***** RAW DATA

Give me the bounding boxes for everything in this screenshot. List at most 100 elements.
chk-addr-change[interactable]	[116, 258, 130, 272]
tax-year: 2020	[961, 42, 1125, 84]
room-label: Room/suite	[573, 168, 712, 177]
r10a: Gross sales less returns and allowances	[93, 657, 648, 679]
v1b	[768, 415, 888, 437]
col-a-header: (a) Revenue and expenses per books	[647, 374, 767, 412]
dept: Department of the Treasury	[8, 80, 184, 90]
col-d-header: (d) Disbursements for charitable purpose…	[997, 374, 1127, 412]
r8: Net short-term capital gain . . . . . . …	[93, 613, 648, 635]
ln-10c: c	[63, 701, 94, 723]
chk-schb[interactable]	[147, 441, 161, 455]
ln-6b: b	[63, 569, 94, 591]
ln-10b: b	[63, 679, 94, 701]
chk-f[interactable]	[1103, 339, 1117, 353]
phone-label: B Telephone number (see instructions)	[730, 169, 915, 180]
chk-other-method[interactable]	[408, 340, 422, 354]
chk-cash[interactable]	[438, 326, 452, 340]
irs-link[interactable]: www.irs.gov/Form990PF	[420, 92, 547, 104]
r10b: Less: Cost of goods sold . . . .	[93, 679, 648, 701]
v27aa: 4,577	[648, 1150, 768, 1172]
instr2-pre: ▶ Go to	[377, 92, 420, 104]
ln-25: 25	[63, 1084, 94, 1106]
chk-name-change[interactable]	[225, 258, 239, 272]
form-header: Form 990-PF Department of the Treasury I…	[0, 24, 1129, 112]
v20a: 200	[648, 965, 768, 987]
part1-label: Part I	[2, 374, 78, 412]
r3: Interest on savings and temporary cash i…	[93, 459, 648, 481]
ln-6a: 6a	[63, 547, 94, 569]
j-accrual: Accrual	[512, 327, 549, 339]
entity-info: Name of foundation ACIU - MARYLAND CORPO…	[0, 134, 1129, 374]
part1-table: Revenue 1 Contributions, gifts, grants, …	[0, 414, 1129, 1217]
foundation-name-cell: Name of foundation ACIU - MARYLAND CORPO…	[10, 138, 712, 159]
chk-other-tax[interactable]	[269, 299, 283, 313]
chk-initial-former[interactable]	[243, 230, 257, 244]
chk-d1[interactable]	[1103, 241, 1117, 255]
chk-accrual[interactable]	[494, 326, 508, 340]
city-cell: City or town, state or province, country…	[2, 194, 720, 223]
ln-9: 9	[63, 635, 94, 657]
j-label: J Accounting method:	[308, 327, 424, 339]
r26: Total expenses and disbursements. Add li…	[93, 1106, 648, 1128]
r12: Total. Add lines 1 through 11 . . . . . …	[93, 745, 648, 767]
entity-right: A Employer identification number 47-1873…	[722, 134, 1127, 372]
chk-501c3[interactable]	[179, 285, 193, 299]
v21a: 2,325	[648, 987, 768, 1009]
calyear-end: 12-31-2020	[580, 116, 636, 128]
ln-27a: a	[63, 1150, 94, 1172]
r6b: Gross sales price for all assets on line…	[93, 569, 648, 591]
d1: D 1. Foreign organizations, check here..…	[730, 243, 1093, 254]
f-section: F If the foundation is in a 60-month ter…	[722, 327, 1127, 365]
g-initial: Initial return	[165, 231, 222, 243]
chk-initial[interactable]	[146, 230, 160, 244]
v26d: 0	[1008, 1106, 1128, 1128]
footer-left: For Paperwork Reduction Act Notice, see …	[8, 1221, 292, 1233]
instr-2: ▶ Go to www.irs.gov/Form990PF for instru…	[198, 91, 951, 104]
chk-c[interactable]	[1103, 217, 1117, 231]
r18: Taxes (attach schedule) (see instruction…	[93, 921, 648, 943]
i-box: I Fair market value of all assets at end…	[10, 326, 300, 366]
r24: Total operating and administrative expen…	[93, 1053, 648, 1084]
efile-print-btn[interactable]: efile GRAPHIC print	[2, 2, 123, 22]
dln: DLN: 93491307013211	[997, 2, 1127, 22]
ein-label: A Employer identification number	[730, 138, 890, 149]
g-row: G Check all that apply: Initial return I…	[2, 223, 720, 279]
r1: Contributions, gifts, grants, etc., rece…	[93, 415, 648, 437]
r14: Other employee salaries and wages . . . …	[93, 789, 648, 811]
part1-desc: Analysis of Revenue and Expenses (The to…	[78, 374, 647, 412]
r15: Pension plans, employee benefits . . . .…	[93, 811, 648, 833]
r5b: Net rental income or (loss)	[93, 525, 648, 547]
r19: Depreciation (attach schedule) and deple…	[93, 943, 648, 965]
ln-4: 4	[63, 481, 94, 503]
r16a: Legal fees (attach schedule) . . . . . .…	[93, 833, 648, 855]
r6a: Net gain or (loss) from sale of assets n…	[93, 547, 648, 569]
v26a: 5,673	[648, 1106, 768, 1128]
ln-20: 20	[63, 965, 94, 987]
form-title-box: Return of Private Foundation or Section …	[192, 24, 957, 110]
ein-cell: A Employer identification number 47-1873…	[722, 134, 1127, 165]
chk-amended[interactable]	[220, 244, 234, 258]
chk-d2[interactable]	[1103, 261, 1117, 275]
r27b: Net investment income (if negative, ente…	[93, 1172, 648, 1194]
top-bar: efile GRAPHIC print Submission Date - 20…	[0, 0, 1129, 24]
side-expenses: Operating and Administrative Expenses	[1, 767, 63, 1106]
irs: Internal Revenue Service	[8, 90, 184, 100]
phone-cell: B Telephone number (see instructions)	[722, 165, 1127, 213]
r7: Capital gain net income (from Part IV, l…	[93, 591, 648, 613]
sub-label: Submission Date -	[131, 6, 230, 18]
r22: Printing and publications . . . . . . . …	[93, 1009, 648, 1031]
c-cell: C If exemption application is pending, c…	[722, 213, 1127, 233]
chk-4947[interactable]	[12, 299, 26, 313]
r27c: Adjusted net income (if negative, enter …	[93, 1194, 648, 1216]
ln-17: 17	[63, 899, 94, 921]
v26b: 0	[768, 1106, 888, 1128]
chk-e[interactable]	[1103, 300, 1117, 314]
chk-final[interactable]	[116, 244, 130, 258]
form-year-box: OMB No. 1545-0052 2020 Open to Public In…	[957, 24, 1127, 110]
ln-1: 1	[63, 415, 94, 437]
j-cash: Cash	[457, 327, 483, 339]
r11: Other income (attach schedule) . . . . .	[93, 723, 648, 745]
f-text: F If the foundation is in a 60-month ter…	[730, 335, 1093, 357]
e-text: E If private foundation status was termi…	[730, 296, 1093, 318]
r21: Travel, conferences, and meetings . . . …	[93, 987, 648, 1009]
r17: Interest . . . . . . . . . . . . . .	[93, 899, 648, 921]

**********

▶ **STATED GOAL**
Reproduce the data word for word, starting at the first line and ending at the line that contains "col-a-header: (a) Revenue", with both ends included.

▶ **ANSWER BELOW**
Give me the bounding boxes for everything in this screenshot. List at most 100 elements.
chk-addr-change[interactable]	[116, 258, 130, 272]
tax-year: 2020	[961, 42, 1125, 84]
room-label: Room/suite	[573, 168, 712, 177]
r10a: Gross sales less returns and allowances	[93, 657, 648, 679]
v1b	[768, 415, 888, 437]
col-a-header: (a) Revenue and expenses per books	[647, 374, 767, 412]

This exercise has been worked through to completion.